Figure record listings
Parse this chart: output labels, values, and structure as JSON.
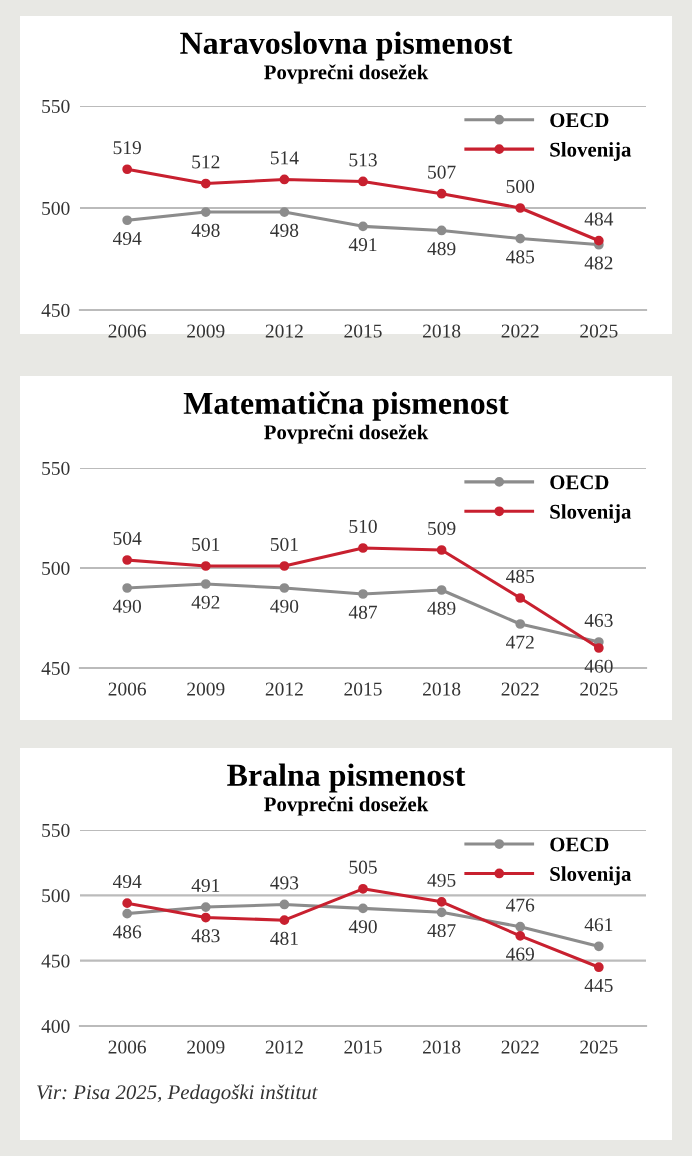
{
  "chart_data": [
    {
      "type": "line",
      "title": "Naravoslovna pismenost",
      "subtitle": "Povprečni dosežek",
      "categories": [
        "2006",
        "2009",
        "2012",
        "2015",
        "2018",
        "2022",
        "2025"
      ],
      "series": [
        {
          "name": "OECD",
          "color": "#8c8c8c",
          "values": [
            494,
            498,
            498,
            491,
            489,
            485,
            482
          ]
        },
        {
          "name": "Slovenija",
          "color": "#c8202f",
          "values": [
            519,
            512,
            514,
            513,
            507,
            500,
            484
          ]
        }
      ],
      "ylim": [
        450,
        550
      ],
      "yticks": [
        450,
        500,
        550
      ],
      "grid": "y",
      "legend": "top right",
      "marker": "circle",
      "line_style": "solid",
      "data_labels": true
    },
    {
      "type": "line",
      "title": "Matematična pismenost",
      "subtitle": "Povprečni dosežek",
      "categories": [
        "2006",
        "2009",
        "2012",
        "2015",
        "2018",
        "2022",
        "2025"
      ],
      "series": [
        {
          "name": "OECD",
          "color": "#8c8c8c",
          "values": [
            490,
            492,
            490,
            487,
            489,
            472,
            463
          ]
        },
        {
          "name": "Slovenija",
          "color": "#c8202f",
          "values": [
            504,
            501,
            501,
            510,
            509,
            485,
            460
          ]
        }
      ],
      "ylim": [
        450,
        550
      ],
      "yticks": [
        450,
        500,
        550
      ],
      "grid": "y",
      "legend": "top right",
      "marker": "circle",
      "line_style": "solid",
      "data_labels": true
    },
    {
      "type": "line",
      "title": "Bralna pismenost",
      "subtitle": "Povprečni dosežek",
      "categories": [
        "2006",
        "2009",
        "2012",
        "2015",
        "2018",
        "2022",
        "2025"
      ],
      "series": [
        {
          "name": "OECD",
          "color": "#8c8c8c",
          "values": [
            486,
            491,
            493,
            490,
            487,
            476,
            461
          ]
        },
        {
          "name": "Slovenija",
          "color": "#c8202f",
          "values": [
            494,
            483,
            481,
            505,
            495,
            469,
            445
          ]
        }
      ],
      "ylim": [
        400,
        550
      ],
      "yticks": [
        400,
        450,
        500,
        550
      ],
      "grid": "y",
      "legend": "top right",
      "marker": "circle",
      "line_style": "solid",
      "data_labels": true,
      "annotations": [
        "Vir: Pisa 2025, Pedagoški inštitut"
      ]
    }
  ]
}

| Exercise description |
Reproduce each line exactly, please, except for any pictures.

| Exercise response |
Parse this chart: output labels, values, and structure as JSON.
{
  "chart_data": [
    {
      "type": "line",
      "title": "Naravoslovna pismenost",
      "subtitle": "Povprečni dosežek",
      "categories": [
        "2006",
        "2009",
        "2012",
        "2015",
        "2018",
        "2022",
        "2025"
      ],
      "series": [
        {
          "name": "OECD",
          "color": "#8c8c8c",
          "values": [
            494,
            498,
            498,
            491,
            489,
            485,
            482
          ]
        },
        {
          "name": "Slovenija",
          "color": "#c8202f",
          "values": [
            519,
            512,
            514,
            513,
            507,
            500,
            484
          ]
        }
      ],
      "ylim": [
        450,
        550
      ],
      "yticks": [
        450,
        500,
        550
      ],
      "grid": "y",
      "legend": "top right",
      "marker": "circle",
      "line_style": "solid",
      "data_labels": true
    },
    {
      "type": "line",
      "title": "Matematična pismenost",
      "subtitle": "Povprečni dosežek",
      "categories": [
        "2006",
        "2009",
        "2012",
        "2015",
        "2018",
        "2022",
        "2025"
      ],
      "series": [
        {
          "name": "OECD",
          "color": "#8c8c8c",
          "values": [
            490,
            492,
            490,
            487,
            489,
            472,
            463
          ]
        },
        {
          "name": "Slovenija",
          "color": "#c8202f",
          "values": [
            504,
            501,
            501,
            510,
            509,
            485,
            460
          ]
        }
      ],
      "ylim": [
        450,
        550
      ],
      "yticks": [
        450,
        500,
        550
      ],
      "grid": "y",
      "legend": "top right",
      "marker": "circle",
      "line_style": "solid",
      "data_labels": true
    },
    {
      "type": "line",
      "title": "Bralna pismenost",
      "subtitle": "Povprečni dosežek",
      "categories": [
        "2006",
        "2009",
        "2012",
        "2015",
        "2018",
        "2022",
        "2025"
      ],
      "series": [
        {
          "name": "OECD",
          "color": "#8c8c8c",
          "values": [
            486,
            491,
            493,
            490,
            487,
            476,
            461
          ]
        },
        {
          "name": "Slovenija",
          "color": "#c8202f",
          "values": [
            494,
            483,
            481,
            505,
            495,
            469,
            445
          ]
        }
      ],
      "ylim": [
        400,
        550
      ],
      "yticks": [
        400,
        450,
        500,
        550
      ],
      "grid": "y",
      "legend": "top right",
      "marker": "circle",
      "line_style": "solid",
      "data_labels": true,
      "annotations": [
        "Vir: Pisa 2025, Pedagoški inštitut"
      ]
    }
  ]
}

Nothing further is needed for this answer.